>> BEGIN

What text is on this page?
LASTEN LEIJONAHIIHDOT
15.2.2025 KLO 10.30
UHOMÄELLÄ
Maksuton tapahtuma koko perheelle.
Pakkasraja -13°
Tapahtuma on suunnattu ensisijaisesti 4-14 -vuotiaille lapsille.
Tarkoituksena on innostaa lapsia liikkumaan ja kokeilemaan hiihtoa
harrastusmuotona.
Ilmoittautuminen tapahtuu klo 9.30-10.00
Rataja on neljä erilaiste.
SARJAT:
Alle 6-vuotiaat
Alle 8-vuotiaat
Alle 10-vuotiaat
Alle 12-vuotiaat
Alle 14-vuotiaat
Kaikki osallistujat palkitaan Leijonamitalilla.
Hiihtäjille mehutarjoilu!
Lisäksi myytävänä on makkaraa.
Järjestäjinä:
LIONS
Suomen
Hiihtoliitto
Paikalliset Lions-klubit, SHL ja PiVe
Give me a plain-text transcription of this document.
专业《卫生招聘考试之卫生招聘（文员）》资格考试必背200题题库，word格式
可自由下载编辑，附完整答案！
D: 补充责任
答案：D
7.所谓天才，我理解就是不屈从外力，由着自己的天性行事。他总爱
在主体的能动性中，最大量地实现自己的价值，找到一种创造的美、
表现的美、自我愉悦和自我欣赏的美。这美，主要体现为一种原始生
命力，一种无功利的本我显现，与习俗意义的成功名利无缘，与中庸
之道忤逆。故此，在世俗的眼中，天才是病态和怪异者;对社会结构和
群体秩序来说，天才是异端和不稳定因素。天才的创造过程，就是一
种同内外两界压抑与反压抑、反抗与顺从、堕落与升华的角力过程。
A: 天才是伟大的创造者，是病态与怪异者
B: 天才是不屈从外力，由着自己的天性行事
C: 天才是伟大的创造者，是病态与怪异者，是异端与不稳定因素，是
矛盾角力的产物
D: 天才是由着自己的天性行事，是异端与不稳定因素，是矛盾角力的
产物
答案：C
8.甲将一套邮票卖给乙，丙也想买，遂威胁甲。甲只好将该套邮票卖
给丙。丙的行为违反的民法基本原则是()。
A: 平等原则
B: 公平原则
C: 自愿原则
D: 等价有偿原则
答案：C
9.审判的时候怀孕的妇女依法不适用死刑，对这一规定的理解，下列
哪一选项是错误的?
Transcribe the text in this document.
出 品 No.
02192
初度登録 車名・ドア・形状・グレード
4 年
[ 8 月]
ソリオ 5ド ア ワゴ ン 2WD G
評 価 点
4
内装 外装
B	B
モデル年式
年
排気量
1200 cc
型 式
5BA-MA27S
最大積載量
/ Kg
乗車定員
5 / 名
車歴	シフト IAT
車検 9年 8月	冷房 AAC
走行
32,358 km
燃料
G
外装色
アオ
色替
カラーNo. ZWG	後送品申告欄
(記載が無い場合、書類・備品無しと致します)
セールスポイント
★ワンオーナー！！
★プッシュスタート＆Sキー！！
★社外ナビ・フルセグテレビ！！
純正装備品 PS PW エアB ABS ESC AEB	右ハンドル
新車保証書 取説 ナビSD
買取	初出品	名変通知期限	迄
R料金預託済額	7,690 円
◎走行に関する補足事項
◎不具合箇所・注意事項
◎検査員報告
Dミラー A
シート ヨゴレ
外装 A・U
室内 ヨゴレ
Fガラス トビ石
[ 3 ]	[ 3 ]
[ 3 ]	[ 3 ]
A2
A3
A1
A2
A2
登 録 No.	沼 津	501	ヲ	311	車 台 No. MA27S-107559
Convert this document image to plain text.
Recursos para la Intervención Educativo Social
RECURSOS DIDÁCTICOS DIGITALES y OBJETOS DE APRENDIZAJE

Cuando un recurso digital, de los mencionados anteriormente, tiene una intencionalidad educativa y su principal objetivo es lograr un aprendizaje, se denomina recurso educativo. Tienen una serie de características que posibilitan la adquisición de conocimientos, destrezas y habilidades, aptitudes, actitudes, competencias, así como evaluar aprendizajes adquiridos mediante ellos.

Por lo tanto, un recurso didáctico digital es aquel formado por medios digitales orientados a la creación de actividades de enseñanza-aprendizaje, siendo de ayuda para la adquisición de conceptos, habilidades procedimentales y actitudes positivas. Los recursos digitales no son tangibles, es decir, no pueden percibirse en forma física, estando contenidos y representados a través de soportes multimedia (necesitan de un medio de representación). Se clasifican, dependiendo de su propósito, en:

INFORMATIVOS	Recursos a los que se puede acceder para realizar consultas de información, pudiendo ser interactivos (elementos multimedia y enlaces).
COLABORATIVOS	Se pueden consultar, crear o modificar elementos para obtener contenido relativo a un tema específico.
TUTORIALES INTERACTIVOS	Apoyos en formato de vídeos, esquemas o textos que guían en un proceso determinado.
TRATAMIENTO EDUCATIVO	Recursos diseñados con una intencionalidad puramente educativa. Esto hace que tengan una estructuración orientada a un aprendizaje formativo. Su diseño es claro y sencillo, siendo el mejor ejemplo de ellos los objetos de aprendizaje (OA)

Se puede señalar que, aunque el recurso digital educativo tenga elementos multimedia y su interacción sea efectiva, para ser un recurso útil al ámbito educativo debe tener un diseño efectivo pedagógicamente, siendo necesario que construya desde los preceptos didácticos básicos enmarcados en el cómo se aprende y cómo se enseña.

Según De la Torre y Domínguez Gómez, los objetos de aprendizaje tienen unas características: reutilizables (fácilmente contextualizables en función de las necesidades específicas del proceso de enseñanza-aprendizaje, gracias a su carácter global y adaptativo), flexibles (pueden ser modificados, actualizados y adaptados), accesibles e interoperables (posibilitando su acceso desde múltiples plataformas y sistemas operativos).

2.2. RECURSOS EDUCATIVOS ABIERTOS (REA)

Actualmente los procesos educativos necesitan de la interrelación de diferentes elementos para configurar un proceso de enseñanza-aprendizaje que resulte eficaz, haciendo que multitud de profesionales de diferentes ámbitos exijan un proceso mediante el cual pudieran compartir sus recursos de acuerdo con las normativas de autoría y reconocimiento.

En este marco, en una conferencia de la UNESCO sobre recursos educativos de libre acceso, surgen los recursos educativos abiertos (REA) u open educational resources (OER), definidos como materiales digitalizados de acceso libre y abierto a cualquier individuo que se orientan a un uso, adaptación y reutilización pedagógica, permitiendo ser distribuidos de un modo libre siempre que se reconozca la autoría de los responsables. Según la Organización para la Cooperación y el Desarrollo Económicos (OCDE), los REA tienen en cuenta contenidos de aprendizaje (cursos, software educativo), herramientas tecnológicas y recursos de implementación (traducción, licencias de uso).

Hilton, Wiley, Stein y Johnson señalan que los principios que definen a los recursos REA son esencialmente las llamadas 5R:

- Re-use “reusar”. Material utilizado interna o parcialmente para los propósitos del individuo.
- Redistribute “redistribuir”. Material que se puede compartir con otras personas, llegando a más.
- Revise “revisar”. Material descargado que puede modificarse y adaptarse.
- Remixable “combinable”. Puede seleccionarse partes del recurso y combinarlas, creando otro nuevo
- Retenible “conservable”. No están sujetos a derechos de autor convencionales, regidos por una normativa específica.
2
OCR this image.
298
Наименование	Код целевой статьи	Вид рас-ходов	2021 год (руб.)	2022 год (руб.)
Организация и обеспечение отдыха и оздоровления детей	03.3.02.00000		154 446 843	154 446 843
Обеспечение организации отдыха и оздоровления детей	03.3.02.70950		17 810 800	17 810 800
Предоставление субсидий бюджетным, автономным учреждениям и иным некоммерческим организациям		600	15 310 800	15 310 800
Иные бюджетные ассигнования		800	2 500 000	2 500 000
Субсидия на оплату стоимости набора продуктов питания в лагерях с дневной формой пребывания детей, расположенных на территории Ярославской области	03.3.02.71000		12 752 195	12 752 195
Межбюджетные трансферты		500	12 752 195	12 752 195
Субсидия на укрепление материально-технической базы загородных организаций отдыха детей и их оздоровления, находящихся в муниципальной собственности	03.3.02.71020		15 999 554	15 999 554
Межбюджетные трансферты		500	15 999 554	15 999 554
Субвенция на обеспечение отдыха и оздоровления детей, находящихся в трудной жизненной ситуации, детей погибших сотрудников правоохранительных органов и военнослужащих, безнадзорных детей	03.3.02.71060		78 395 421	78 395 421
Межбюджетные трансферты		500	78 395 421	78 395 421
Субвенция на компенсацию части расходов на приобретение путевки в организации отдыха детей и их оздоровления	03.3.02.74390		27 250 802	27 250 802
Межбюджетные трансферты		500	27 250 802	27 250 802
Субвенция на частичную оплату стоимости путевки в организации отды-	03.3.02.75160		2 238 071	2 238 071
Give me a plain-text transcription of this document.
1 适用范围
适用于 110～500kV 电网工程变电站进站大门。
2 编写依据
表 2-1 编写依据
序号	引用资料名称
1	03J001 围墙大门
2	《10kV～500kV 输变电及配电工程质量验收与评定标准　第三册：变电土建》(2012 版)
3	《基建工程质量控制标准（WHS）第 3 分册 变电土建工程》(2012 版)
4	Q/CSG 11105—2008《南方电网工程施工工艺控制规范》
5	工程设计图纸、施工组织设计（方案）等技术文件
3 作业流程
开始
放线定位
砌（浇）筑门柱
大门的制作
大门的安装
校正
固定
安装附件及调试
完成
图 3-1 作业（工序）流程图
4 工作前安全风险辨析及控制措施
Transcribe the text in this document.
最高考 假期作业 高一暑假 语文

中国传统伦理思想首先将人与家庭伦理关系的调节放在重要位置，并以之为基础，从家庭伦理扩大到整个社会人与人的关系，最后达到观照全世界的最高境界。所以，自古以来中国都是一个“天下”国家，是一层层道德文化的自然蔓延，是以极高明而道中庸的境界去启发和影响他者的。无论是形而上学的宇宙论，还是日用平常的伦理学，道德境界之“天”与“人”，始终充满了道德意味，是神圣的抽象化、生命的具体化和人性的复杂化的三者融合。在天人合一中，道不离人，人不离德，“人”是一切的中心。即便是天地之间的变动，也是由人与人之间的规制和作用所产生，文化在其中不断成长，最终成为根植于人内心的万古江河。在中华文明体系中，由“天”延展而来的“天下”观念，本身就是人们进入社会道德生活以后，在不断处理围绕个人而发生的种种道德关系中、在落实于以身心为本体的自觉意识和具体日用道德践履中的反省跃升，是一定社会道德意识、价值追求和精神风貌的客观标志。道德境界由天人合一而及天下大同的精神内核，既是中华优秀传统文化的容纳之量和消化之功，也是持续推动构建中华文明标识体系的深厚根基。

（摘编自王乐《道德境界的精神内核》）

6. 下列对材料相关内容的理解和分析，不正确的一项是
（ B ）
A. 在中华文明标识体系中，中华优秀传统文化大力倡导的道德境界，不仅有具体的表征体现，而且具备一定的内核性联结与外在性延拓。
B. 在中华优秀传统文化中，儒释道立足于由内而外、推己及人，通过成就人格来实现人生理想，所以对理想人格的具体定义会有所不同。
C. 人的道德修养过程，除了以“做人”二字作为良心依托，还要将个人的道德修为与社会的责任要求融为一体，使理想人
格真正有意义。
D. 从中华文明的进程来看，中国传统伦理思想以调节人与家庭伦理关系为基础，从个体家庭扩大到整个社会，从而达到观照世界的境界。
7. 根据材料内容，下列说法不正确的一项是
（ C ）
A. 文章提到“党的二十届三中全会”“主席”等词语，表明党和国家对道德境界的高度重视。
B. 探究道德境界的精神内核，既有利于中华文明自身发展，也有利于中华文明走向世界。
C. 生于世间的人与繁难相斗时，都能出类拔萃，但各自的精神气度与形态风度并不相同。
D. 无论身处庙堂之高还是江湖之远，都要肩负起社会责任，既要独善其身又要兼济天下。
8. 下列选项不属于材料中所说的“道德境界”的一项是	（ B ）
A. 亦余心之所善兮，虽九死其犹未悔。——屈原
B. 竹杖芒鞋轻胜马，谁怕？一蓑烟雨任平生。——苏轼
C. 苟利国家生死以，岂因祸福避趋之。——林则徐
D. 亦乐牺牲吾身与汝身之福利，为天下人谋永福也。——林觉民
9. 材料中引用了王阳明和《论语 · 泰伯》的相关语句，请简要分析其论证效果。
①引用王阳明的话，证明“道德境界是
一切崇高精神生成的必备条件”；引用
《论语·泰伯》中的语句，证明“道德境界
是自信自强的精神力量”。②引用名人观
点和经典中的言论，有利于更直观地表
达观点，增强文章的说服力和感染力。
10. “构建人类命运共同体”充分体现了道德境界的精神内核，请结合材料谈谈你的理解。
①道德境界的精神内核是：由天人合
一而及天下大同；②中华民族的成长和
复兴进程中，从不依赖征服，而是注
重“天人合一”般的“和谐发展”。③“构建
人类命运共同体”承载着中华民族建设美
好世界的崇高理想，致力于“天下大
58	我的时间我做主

>> END

**What is expected:** Locate the string "Межбюджетные" in the listing above and copy every line where it occurs.

**Written solution:**
Межбюджетные трансферты		500	12 752 195	12 752 195
Межбюджетные трансферты		500	15 999 554	15 999 554
Межбюджетные трансферты		500	78 395 421	78 395 421
Межбюджетные трансферты		500	27 250 802	27 250 802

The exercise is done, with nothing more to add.